> _GIVEN PROBLEM_
Using the entries that follow, collect the lines where the word "false" appears.

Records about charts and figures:
★ ★ ★ ★ ★ ★ ★
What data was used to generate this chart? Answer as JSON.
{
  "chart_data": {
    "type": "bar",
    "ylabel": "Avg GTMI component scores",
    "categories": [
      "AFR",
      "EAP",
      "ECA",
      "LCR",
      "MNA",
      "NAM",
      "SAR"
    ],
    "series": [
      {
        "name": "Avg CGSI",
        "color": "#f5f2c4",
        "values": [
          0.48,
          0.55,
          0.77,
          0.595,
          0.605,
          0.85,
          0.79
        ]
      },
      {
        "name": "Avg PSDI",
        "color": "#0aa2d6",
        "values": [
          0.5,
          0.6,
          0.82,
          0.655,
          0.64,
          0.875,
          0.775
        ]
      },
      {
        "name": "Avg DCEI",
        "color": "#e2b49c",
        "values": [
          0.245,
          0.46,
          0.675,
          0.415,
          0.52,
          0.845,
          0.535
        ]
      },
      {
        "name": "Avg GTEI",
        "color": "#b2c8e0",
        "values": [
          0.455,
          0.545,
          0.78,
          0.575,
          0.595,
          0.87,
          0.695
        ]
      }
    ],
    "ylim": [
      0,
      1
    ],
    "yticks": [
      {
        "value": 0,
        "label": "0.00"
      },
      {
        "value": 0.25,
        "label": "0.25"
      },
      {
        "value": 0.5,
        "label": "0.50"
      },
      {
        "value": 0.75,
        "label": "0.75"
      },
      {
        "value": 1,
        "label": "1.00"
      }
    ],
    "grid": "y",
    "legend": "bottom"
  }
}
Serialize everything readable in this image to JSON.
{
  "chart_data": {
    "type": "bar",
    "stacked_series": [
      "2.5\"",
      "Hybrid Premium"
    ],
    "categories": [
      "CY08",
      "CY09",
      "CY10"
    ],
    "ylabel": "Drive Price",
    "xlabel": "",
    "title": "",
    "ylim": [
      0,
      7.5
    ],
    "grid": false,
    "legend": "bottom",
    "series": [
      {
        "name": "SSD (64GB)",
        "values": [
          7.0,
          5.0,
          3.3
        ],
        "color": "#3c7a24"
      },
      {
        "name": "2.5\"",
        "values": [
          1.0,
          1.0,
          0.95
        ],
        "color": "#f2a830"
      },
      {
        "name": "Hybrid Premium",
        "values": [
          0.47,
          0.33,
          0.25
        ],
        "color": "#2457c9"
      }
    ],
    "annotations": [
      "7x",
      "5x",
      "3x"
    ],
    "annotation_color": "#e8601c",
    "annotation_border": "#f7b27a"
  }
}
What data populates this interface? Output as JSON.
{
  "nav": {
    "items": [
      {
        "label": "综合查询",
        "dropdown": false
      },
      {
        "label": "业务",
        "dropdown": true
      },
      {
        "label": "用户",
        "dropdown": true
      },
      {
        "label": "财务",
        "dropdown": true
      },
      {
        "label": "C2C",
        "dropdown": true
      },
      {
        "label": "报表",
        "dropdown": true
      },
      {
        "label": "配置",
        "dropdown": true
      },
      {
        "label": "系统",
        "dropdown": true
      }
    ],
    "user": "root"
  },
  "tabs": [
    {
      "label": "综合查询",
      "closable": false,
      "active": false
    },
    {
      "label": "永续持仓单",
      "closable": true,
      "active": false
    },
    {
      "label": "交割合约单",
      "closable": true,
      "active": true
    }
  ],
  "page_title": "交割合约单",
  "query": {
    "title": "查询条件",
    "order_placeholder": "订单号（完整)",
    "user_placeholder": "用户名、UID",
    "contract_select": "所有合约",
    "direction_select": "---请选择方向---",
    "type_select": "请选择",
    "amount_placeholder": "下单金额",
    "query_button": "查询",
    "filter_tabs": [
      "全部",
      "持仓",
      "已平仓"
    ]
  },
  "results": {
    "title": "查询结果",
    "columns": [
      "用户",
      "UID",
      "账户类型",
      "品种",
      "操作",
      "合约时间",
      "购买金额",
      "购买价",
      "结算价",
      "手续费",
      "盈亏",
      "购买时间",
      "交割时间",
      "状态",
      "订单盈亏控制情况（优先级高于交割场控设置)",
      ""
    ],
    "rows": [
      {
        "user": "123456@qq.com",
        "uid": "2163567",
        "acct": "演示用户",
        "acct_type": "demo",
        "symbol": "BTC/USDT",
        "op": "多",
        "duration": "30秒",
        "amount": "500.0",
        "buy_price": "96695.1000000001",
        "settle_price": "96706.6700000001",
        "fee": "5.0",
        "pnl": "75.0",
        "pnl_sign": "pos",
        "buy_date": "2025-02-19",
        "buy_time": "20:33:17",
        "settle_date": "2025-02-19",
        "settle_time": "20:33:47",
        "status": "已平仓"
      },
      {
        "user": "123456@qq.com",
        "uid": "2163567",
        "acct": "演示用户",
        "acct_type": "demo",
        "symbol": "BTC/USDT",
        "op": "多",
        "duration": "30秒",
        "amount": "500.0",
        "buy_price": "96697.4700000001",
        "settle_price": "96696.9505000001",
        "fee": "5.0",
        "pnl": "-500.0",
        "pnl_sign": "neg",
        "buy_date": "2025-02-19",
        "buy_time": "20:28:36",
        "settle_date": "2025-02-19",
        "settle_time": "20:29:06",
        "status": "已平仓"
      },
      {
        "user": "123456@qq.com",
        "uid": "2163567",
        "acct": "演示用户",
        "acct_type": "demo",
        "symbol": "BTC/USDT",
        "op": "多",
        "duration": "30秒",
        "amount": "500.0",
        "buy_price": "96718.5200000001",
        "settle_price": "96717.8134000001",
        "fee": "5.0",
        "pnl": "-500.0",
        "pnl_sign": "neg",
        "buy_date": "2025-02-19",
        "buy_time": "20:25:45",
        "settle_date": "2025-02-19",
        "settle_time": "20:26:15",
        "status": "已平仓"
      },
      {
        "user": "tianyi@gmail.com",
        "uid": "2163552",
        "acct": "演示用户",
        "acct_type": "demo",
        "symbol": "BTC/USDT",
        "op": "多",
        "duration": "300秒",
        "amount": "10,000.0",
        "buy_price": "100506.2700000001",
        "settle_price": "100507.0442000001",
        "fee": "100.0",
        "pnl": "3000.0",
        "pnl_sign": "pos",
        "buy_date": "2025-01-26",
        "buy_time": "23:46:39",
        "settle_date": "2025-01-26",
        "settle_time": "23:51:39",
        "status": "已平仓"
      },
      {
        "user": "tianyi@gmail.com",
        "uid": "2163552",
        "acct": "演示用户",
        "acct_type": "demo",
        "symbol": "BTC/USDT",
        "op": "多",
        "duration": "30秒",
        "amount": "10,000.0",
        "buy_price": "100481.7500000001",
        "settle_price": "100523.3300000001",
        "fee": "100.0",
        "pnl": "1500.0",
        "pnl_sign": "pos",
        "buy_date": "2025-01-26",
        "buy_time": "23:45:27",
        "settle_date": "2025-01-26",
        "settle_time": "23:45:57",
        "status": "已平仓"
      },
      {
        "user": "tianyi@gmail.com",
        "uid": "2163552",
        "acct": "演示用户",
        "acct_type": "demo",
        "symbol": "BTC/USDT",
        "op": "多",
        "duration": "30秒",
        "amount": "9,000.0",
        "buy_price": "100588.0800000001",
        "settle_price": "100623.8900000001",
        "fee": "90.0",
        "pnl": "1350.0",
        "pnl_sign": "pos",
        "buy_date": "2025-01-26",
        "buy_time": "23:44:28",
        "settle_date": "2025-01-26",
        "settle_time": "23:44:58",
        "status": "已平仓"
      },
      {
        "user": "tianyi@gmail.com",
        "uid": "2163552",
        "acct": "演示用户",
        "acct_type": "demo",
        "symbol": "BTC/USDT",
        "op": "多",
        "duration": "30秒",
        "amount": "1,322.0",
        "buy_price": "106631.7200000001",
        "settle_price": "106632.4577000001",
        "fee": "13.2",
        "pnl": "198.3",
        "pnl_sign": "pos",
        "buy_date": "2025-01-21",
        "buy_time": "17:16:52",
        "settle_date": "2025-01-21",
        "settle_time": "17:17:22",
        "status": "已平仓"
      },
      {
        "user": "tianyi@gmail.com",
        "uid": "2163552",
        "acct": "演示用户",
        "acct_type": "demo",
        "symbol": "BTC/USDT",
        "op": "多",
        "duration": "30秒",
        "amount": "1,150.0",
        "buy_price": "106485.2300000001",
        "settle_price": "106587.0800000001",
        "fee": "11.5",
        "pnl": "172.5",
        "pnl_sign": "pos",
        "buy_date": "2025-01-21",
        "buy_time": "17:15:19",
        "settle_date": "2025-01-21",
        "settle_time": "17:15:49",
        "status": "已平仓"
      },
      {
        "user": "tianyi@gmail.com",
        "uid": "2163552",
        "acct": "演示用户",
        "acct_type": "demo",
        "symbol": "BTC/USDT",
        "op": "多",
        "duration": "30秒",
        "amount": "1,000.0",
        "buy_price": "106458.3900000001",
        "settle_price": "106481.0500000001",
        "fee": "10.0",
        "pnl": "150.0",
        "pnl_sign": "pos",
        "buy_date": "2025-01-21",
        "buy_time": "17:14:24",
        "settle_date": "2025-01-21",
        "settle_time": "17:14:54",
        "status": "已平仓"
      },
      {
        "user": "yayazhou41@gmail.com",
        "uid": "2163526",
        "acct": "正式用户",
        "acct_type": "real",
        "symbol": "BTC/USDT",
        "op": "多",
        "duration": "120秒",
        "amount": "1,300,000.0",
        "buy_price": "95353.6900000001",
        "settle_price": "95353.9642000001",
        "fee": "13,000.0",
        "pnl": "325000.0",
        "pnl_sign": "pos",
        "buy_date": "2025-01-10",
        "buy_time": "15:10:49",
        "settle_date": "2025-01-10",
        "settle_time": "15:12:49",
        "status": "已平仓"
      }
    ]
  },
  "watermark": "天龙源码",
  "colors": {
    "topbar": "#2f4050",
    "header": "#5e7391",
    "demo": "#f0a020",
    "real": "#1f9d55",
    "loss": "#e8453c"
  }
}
★ ★ ★ ★ ★ ★ ★
> _WRITTEN SOLUTION_
    "grid": false,
        "dropdown": false
      "closable": false,
      "active": false
      "active": false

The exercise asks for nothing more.